[Document understanding data]
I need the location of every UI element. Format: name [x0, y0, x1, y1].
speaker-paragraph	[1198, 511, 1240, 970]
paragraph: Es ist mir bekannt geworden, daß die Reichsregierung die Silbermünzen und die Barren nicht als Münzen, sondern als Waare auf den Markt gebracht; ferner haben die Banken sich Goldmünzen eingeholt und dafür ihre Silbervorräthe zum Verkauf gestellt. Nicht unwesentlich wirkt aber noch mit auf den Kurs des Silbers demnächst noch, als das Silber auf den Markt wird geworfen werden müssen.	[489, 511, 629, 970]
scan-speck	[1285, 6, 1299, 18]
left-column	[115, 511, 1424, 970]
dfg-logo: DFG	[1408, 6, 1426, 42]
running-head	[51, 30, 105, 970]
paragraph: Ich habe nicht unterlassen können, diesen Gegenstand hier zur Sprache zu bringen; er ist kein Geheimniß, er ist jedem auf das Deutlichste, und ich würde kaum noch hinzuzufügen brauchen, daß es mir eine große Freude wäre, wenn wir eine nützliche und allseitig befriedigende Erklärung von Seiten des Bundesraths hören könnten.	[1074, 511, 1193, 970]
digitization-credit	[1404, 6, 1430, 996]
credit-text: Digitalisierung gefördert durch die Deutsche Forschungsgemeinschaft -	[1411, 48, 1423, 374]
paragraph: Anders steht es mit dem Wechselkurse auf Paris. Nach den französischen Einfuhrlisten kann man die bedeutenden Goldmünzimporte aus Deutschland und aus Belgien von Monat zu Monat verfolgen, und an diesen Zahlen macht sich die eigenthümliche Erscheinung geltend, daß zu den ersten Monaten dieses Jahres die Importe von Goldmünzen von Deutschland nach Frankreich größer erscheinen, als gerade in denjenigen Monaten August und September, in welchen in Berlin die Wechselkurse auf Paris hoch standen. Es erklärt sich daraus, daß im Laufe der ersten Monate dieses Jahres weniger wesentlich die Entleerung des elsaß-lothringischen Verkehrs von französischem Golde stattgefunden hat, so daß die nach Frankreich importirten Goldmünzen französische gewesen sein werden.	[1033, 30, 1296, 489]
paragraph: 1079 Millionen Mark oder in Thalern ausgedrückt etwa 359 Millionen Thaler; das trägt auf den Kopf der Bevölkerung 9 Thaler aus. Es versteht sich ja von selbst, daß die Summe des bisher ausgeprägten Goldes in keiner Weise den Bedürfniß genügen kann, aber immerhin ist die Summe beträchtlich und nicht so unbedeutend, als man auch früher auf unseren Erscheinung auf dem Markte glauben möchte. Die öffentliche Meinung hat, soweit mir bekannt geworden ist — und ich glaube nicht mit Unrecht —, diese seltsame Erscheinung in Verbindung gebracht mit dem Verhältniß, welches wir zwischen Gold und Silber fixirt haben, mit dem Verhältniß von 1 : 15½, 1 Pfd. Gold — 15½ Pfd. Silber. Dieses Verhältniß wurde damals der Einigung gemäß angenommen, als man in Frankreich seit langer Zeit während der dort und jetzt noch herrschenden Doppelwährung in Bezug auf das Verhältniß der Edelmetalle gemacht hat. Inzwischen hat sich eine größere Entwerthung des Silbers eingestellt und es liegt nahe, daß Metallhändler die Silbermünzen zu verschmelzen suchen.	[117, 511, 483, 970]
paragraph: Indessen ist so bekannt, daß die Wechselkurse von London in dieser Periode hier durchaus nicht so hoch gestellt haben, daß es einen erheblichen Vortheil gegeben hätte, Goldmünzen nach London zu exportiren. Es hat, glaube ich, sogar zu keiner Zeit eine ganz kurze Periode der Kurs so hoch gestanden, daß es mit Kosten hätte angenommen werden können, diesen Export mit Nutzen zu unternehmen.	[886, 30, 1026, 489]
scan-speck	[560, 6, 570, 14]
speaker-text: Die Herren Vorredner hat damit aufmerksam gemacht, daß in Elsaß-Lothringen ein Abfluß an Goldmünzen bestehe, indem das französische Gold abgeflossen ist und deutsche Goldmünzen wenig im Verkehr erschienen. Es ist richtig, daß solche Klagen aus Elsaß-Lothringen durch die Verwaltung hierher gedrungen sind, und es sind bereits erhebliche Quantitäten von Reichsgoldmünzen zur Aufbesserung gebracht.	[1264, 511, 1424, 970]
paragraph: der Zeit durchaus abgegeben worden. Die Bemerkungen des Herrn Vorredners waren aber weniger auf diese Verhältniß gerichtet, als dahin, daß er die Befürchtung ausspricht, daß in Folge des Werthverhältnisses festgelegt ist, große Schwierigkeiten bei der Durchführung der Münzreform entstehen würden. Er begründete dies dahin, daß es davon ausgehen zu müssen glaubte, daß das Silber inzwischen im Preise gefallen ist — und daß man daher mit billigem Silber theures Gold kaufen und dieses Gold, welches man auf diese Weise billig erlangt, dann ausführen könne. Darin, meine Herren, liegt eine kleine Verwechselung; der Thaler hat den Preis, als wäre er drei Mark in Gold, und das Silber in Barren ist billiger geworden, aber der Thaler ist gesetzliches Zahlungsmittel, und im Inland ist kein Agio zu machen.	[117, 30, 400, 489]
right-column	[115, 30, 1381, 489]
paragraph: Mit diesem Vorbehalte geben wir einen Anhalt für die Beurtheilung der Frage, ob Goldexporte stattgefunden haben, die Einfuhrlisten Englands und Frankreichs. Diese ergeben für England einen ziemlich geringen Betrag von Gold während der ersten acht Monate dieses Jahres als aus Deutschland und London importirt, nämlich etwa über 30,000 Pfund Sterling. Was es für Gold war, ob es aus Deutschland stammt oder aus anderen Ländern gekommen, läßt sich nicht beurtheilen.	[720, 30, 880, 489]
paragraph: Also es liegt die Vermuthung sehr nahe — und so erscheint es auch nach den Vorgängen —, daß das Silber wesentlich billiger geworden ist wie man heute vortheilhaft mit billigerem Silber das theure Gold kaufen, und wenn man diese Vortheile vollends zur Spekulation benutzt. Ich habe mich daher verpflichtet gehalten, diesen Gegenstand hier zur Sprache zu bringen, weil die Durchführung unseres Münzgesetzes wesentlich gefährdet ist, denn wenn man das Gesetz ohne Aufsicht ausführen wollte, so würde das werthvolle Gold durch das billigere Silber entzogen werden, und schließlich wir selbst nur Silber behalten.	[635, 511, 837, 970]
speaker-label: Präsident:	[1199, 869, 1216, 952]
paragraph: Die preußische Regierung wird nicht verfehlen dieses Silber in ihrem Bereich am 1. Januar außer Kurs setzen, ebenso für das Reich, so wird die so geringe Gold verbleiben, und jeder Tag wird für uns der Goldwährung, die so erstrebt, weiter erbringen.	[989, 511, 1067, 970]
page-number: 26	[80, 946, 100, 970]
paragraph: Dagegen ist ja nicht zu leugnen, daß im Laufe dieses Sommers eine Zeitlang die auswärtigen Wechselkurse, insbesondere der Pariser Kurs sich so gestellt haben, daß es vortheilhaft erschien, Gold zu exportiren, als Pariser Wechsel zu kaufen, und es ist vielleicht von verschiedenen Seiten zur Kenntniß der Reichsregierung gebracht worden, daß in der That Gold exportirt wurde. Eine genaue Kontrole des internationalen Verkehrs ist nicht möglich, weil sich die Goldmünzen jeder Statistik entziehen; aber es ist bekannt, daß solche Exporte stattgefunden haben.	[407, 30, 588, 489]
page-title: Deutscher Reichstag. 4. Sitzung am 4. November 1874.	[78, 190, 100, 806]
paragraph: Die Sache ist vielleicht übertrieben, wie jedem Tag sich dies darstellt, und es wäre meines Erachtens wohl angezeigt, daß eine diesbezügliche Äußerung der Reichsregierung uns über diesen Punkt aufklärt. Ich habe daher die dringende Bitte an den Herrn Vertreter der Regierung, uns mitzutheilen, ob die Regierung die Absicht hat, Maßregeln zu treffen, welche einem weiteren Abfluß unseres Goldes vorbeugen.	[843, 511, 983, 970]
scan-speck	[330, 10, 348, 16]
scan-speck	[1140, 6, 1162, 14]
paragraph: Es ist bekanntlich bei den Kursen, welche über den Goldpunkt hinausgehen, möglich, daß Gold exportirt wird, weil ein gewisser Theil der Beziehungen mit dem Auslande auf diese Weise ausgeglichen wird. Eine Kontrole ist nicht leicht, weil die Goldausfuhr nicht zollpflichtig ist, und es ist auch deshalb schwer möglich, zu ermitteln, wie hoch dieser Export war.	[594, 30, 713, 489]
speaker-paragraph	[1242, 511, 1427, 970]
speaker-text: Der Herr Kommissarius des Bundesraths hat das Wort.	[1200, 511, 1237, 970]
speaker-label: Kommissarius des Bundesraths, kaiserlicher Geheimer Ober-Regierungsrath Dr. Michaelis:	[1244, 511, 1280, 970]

WHAT YOU SHOULD DO ▸ Within the entries above, find the string "unseres" and return each line that holds it.

EXERCISE RESPONSE ▸
paragraph: Also es liegt die Vermuthung sehr nahe — und so erscheint es auch nach den Vorgängen —, daß das Silber wesentlich billiger geworden ist wie man heute vortheilhaft mit billigerem Silber das theure Gold kaufen, und wenn man diese Vortheile vollends zur Spekulation benutzt. Ich habe mich daher verpflichtet gehalten, diesen Gegenstand hier zur Sprache zu bringen, weil die Durchführung unseres Münzgesetzes wesentlich gefährdet ist, denn wenn man das Gesetz ohne Aufsicht ausführen wollte, so würde das werthvolle Gold durch das billigere Silber entzogen werden, und schließlich wir selbst nur Silber behalten.	[635, 511, 837, 970]
paragraph: Die Sache ist vielleicht übertrieben, wie jedem Tag sich dies darstellt, und es wäre meines Erachtens wohl angezeigt, daß eine diesbezügliche Äußerung der Reichsregierung uns über diesen Punkt aufklärt. Ich habe daher die dringende Bitte an den Herrn Vertreter der Regierung, uns mitzutheilen, ob die Regierung die Absicht hat, Maßregeln zu treffen, welche einem weiteren Abfluß unseres Goldes vorbeugen.	[843, 511, 983, 970]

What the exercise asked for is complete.